:: Working data

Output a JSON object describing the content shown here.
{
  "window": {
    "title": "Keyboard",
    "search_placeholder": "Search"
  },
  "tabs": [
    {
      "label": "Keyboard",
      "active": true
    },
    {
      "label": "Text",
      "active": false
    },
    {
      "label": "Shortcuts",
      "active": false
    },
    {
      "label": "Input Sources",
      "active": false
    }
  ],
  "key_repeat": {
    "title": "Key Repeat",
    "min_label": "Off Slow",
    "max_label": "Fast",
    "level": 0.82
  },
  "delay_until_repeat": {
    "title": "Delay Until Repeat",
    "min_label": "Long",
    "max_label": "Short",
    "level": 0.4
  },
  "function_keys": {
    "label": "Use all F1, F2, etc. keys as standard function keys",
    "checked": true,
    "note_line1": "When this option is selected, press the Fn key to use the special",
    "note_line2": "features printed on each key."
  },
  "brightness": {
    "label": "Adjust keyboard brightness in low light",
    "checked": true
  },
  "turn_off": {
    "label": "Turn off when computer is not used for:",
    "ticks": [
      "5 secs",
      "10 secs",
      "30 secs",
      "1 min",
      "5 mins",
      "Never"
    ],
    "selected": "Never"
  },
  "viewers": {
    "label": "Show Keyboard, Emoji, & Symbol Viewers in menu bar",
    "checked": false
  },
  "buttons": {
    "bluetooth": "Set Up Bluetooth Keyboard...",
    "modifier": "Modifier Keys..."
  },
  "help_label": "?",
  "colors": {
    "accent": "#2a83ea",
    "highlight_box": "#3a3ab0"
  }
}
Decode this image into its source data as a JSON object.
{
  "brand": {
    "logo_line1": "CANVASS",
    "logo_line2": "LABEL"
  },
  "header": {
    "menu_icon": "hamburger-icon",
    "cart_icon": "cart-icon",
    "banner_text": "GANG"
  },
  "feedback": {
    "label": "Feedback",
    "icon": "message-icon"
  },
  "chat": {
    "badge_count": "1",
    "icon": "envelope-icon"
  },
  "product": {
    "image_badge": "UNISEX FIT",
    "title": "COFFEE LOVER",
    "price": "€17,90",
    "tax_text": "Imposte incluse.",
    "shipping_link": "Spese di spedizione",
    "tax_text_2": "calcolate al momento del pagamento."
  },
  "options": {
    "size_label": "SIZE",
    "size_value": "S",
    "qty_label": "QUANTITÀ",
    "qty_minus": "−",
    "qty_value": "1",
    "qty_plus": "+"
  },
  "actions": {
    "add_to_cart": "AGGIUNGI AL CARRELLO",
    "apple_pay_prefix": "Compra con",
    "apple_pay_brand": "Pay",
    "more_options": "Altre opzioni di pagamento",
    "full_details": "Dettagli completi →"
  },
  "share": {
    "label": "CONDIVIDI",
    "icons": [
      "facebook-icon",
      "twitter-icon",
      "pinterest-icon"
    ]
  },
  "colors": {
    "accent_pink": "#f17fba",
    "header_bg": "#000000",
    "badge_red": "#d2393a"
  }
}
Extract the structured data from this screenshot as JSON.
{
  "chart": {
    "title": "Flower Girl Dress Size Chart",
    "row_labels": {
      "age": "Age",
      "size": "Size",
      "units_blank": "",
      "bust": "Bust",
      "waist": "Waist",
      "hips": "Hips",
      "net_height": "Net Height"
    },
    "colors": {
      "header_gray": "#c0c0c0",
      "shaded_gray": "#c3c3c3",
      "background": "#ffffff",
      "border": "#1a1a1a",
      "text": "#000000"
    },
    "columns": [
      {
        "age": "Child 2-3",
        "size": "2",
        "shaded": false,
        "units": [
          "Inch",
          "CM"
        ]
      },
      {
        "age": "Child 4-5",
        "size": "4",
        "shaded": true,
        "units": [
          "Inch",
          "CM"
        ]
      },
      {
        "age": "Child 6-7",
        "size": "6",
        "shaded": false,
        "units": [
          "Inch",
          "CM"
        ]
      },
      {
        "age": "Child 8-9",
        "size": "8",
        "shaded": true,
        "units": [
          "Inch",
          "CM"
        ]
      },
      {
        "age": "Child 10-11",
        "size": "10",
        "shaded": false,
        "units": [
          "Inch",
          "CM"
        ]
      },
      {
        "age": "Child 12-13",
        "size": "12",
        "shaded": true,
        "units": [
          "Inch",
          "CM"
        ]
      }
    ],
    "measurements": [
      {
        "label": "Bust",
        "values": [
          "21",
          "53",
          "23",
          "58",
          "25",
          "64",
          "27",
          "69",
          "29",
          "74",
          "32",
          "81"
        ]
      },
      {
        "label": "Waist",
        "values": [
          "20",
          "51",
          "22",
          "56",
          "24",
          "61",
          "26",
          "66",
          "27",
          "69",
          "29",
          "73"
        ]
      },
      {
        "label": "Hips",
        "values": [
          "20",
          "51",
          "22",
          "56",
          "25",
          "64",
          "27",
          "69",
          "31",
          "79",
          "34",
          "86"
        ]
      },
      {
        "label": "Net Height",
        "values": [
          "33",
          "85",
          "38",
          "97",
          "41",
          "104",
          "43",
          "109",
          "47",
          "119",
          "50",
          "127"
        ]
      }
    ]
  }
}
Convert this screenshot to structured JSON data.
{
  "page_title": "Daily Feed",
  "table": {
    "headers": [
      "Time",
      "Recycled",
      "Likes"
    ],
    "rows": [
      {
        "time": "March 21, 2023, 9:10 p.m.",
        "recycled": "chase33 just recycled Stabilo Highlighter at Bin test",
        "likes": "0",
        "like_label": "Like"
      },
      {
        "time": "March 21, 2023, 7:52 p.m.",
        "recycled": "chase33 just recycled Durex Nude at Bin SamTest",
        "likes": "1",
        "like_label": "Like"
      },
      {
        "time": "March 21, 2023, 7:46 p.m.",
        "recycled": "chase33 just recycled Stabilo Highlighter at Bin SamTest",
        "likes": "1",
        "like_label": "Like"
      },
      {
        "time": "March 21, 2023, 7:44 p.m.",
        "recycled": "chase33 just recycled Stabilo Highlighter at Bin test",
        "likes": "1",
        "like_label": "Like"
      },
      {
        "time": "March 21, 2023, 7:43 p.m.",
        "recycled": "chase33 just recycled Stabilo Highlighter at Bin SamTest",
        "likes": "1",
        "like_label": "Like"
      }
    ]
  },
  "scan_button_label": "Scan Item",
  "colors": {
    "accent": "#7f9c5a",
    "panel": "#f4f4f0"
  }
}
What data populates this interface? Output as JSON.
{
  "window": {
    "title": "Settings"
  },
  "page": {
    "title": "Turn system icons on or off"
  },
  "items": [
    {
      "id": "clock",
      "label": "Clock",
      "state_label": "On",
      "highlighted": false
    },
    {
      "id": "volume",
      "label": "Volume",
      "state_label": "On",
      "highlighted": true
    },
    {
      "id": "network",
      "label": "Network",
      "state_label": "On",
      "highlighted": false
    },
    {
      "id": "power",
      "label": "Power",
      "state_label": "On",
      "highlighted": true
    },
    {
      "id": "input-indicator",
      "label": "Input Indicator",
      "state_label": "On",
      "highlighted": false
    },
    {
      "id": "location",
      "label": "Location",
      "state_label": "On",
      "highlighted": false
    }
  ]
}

::::

> _Set problem_
All of the data shown above must be copied exactly.

> _Answer to this problem_
Output a JSON object describing the content shown here.
{
  "window": {
    "title": "Keyboard",
    "search_placeholder": "Search"
  },
  "tabs": [
    {
      "label": "Keyboard",
      "active": true
    },
    {
      "label": "Text",
      "active": false
    },
    {
      "label": "Shortcuts",
      "active": false
    },
    {
      "label": "Input Sources",
      "active": false
    }
  ],
  "key_repeat": {
    "title": "Key Repeat",
    "min_label": "Off Slow",
    "max_label": "Fast",
    "level": 0.82
  },
  "delay_until_repeat": {
    "title": "Delay Until Repeat",
    "min_label": "Long",
    "max_label": "Short",
    "level": 0.4
  },
  "function_keys": {
    "label": "Use all F1, F2, etc. keys as standard function keys",
    "checked": true,
    "note_line1": "When this option is selected, press the Fn key to use the special",
    "note_line2": "features printed on each key."
  },
  "brightness": {
    "label": "Adjust keyboard brightness in low light",
    "checked": true
  },
  "turn_off": {
    "label": "Turn off when computer is not used for:",
    "ticks": [
      "5 secs",
      "10 secs",
      "30 secs",
      "1 min",
      "5 mins",
      "Never"
    ],
    "selected": "Never"
  },
  "viewers": {
    "label": "Show Keyboard, Emoji, & Symbol Viewers in menu bar",
    "checked": false
  },
  "buttons": {
    "bluetooth": "Set Up Bluetooth Keyboard...",
    "modifier": "Modifier Keys..."
  },
  "help_label": "?",
  "colors": {
    "accent": "#2a83ea",
    "highlight_box": "#3a3ab0"
  }
}
Decode this image into its source data as a JSON object.
{
  "brand": {
    "logo_line1": "CANVASS",
    "logo_line2": "LABEL"
  },
  "header": {
    "menu_icon": "hamburger-icon",
    "cart_icon": "cart-icon",
    "banner_text": "GANG"
  },
  "feedback": {
    "label": "Feedback",
    "icon": "message-icon"
  },
  "chat": {
    "badge_count": "1",
    "icon": "envelope-icon"
  },
  "product": {
    "image_badge": "UNISEX FIT",
    "title": "COFFEE LOVER",
    "price": "€17,90",
    "tax_text": "Imposte incluse.",
    "shipping_link": "Spese di spedizione",
    "tax_text_2": "calcolate al momento del pagamento."
  },
  "options": {
    "size_label": "SIZE",
    "size_value": "S",
    "qty_label": "QUANTITÀ",
    "qty_minus": "−",
    "qty_value": "1",
    "qty_plus": "+"
  },
  "actions": {
    "add_to_cart": "AGGIUNGI AL CARRELLO",
    "apple_pay_prefix": "Compra con",
    "apple_pay_brand": "Pay",
    "more_options": "Altre opzioni di pagamento",
    "full_details": "Dettagli completi →"
  },
  "share": {
    "label": "CONDIVIDI",
    "icons": [
      "facebook-icon",
      "twitter-icon",
      "pinterest-icon"
    ]
  },
  "colors": {
    "accent_pink": "#f17fba",
    "header_bg": "#000000",
    "badge_red": "#d2393a"
  }
}
Extract the structured data from this screenshot as JSON.
{
  "chart": {
    "title": "Flower Girl Dress Size Chart",
    "row_labels": {
      "age": "Age",
      "size": "Size",
      "units_blank": "",
      "bust": "Bust",
      "waist": "Waist",
      "hips": "Hips",
      "net_height": "Net Height"
    },
    "colors": {
      "header_gray": "#c0c0c0",
      "shaded_gray": "#c3c3c3",
      "background": "#ffffff",
      "border": "#1a1a1a",
      "text": "#000000"
    },
    "columns": [
      {
        "age": "Child 2-3",
        "size": "2",
        "shaded": false,
        "units": [
          "Inch",
          "CM"
        ]
      },
      {
        "age": "Child 4-5",
        "size": "4",
        "shaded": true,
        "units": [
          "Inch",
          "CM"
        ]
      },
      {
        "age": "Child 6-7",
        "size": "6",
        "shaded": false,
        "units": [
          "Inch",
          "CM"
        ]
      },
      {
        "age": "Child 8-9",
        "size": "8",
        "shaded": true,
        "units": [
          "Inch",
          "CM"
        ]
      },
      {
        "age": "Child 10-11",
        "size": "10",
        "shaded": false,
        "units": [
          "Inch",
          "CM"
        ]
      },
      {
        "age": "Child 12-13",
        "size": "12",
        "shaded": true,
        "units": [
          "Inch",
          "CM"
        ]
      }
    ],
    "measurements": [
      {
        "label": "Bust",
        "values": [
          "21",
          "53",
          "23",
          "58",
          "25",
          "64",
          "27",
          "69",
          "29",
          "74",
          "32",
          "81"
        ]
      },
      {
        "label": "Waist",
        "values": [
          "20",
          "51",
          "22",
          "56",
          "24",
          "61",
          "26",
          "66",
          "27",
          "69",
          "29",
          "73"
        ]
      },
      {
        "label": "Hips",
        "values": [
          "20",
          "51",
          "22",
          "56",
          "25",
          "64",
          "27",
          "69",
          "31",
          "79",
          "34",
          "86"
        ]
      },
      {
        "label": "Net Height",
        "values": [
          "33",
          "85",
          "38",
          "97",
          "41",
          "104",
          "43",
          "109",
          "47",
          "119",
          "50",
          "127"
        ]
      }
    ]
  }
}
Convert this screenshot to structured JSON data.
{
  "page_title": "Daily Feed",
  "table": {
    "headers": [
      "Time",
      "Recycled",
      "Likes"
    ],
    "rows": [
      {
        "time": "March 21, 2023, 9:10 p.m.",
        "recycled": "chase33 just recycled Stabilo Highlighter at Bin test",
        "likes": "0",
        "like_label": "Like"
      },
      {
        "time": "March 21, 2023, 7:52 p.m.",
        "recycled": "chase33 just recycled Durex Nude at Bin SamTest",
        "likes": "1",
        "like_label": "Like"
      },
      {
        "time": "March 21, 2023, 7:46 p.m.",
        "recycled": "chase33 just recycled Stabilo Highlighter at Bin SamTest",
        "likes": "1",
        "like_label": "Like"
      },
      {
        "time": "March 21, 2023, 7:44 p.m.",
        "recycled": "chase33 just recycled Stabilo Highlighter at Bin test",
        "likes": "1",
        "like_label": "Like"
      },
      {
        "time": "March 21, 2023, 7:43 p.m.",
        "recycled": "chase33 just recycled Stabilo Highlighter at Bin SamTest",
        "likes": "1",
        "like_label": "Like"
      }
    ]
  },
  "scan_button_label": "Scan Item",
  "colors": {
    "accent": "#7f9c5a",
    "panel": "#f4f4f0"
  }
}
What data populates this interface? Output as JSON.
{
  "window": {
    "title": "Settings"
  },
  "page": {
    "title": "Turn system icons on or off"
  },
  "items": [
    {
      "id": "clock",
      "label": "Clock",
      "state_label": "On",
      "highlighted": false
    },
    {
      "id": "volume",
      "label": "Volume",
      "state_label": "On",
      "highlighted": true
    },
    {
      "id": "network",
      "label": "Network",
      "state_label": "On",
      "highlighted": false
    },
    {
      "id": "power",
      "label": "Power",
      "state_label": "On",
      "highlighted": true
    },
    {
      "id": "input-indicator",
      "label": "Input Indicator",
      "state_label": "On",
      "highlighted": false
    },
    {
      "id": "location",
      "label": "Location",
      "state_label": "On",
      "highlighted": false
    }
  ]
}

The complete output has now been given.